Aim:
Bring together all lines of the material below that contain the string "service".

Data listing:
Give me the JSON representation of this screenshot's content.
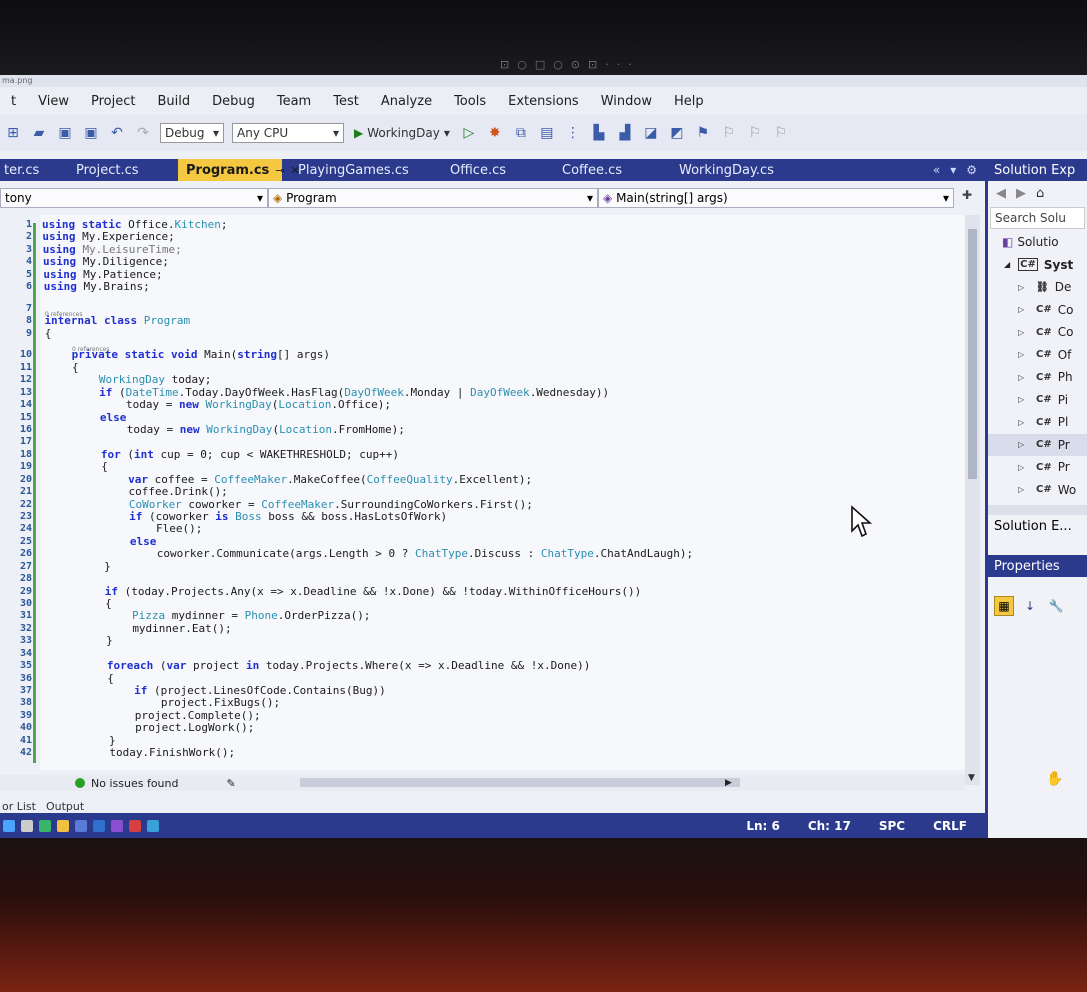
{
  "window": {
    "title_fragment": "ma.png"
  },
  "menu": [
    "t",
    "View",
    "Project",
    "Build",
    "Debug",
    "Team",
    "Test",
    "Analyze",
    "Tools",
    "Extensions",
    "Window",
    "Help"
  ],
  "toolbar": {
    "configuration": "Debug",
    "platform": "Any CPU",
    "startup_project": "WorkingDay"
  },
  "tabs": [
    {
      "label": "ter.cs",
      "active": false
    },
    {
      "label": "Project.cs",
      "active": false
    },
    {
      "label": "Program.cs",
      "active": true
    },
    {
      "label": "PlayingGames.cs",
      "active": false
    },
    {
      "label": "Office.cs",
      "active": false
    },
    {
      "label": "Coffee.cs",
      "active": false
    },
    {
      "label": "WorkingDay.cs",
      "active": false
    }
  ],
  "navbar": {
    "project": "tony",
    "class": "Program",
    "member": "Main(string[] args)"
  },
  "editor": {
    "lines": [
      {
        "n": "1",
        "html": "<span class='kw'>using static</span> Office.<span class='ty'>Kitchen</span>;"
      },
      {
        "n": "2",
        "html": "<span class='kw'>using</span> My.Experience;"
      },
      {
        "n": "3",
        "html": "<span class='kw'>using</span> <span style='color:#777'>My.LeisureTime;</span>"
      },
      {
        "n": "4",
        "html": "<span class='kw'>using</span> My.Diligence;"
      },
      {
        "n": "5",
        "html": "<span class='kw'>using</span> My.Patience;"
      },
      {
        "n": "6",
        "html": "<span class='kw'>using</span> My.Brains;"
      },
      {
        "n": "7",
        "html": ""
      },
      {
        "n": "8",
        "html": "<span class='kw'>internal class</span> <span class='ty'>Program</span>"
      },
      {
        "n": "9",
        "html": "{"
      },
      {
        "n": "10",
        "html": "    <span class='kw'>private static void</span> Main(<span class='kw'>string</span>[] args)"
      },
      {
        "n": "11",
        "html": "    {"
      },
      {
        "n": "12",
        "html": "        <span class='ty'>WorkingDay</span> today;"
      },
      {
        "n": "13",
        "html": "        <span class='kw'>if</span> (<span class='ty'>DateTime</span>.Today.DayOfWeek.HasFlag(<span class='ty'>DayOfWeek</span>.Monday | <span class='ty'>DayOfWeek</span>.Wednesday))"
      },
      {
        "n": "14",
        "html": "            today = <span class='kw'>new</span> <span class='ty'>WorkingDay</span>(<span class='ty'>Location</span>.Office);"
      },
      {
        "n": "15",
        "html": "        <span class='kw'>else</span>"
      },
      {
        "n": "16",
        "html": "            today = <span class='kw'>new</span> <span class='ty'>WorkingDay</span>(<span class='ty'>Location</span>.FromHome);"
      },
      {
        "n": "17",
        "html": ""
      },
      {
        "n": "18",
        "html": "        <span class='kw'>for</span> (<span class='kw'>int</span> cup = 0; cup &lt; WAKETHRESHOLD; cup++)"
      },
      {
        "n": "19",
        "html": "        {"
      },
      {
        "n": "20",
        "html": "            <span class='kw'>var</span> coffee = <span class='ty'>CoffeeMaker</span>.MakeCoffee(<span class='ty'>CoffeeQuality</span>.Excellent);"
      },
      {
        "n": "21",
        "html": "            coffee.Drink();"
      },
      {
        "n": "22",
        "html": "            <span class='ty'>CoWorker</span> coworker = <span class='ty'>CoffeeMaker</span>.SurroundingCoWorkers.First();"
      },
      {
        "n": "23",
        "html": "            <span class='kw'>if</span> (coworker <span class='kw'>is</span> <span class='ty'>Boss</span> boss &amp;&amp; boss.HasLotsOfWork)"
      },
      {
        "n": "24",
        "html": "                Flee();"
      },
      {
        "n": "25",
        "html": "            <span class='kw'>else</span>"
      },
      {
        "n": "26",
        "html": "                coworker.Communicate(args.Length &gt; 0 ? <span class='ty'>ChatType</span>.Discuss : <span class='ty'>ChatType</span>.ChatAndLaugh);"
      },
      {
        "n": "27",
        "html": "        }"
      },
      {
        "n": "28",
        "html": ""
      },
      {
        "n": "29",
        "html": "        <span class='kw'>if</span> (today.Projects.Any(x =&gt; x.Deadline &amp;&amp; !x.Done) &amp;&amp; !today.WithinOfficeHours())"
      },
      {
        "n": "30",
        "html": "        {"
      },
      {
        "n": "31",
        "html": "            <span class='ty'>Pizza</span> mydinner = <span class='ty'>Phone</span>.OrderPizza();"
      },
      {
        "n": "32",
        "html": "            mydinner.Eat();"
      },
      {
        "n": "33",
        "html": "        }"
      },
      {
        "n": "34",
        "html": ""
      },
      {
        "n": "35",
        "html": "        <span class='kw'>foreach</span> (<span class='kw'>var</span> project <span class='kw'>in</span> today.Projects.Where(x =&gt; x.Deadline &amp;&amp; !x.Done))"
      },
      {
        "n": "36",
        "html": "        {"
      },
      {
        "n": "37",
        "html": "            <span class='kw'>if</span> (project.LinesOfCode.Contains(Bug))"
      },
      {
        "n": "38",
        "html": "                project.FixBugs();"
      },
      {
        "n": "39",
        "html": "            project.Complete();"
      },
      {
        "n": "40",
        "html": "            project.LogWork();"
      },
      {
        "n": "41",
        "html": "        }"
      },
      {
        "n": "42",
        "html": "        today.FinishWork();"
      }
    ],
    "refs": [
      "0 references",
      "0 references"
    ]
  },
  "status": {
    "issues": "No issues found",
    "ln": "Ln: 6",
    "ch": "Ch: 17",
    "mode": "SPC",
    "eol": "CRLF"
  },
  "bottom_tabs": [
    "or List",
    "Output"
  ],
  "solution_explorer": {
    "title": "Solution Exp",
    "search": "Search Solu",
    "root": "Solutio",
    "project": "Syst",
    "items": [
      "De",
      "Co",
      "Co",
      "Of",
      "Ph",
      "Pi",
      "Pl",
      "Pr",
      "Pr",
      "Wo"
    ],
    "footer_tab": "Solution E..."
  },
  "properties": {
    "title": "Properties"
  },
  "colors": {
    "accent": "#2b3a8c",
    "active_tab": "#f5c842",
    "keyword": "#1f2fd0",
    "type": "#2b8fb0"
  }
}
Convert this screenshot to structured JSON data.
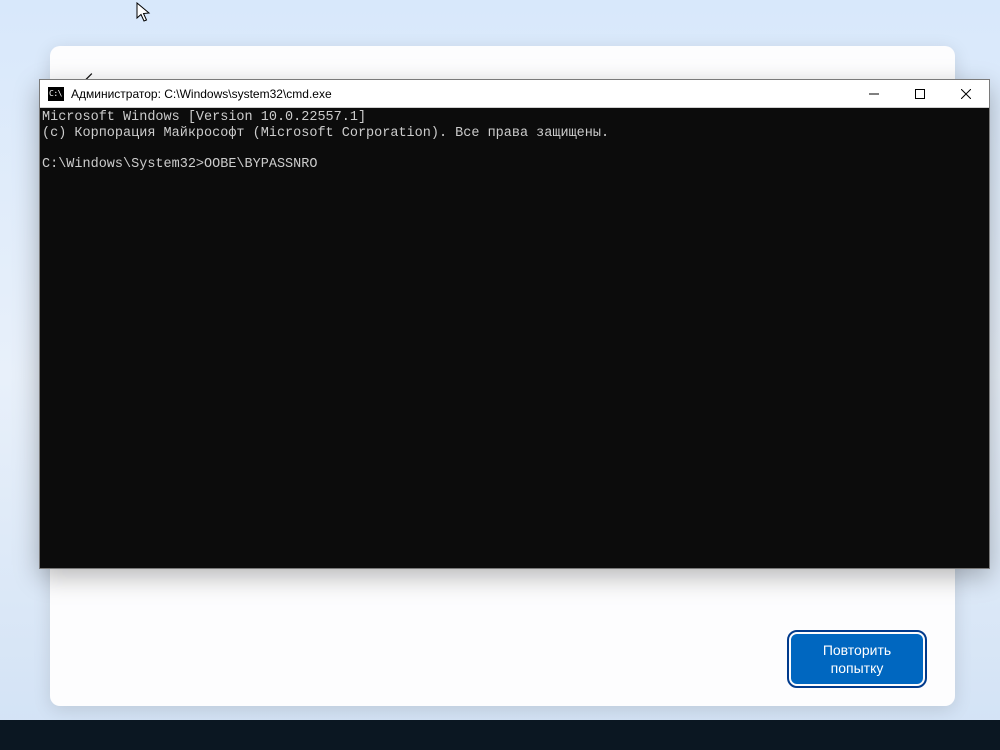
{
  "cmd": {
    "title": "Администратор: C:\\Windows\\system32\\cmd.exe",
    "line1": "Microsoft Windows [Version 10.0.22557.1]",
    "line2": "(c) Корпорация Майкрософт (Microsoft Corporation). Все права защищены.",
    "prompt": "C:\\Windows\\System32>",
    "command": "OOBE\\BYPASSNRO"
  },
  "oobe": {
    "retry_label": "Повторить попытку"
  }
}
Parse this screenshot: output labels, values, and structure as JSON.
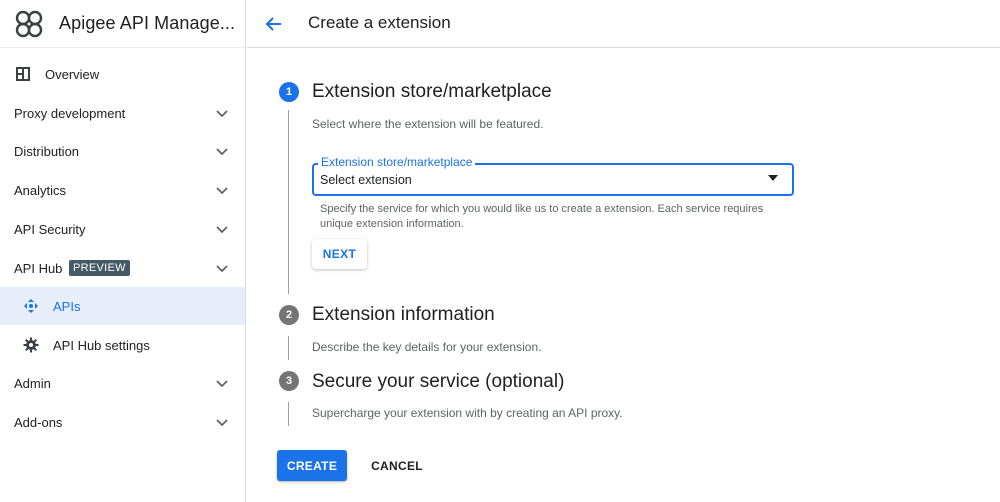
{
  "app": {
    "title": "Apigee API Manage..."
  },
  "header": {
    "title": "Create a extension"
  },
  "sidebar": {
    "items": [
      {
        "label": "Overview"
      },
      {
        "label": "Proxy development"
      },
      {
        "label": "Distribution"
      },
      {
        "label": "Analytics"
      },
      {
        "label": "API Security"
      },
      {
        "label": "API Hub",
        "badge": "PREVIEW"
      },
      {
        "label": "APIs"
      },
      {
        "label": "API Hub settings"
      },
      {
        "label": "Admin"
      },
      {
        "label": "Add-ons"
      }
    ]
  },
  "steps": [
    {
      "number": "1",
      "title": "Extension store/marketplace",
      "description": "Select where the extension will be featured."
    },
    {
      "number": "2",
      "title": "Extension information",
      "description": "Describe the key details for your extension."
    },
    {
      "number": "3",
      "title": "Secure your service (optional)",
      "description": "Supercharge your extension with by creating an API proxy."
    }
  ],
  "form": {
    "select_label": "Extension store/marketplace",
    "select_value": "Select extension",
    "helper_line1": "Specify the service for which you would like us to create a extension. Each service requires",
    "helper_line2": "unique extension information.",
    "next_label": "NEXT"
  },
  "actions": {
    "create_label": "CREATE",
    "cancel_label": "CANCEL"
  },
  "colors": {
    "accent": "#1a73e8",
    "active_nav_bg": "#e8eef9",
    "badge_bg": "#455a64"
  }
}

Completed task:
      "title": "Secure your service (optional)",
    "helper_line1": "Specify the service for which you would like us to create a extension. Each service requires",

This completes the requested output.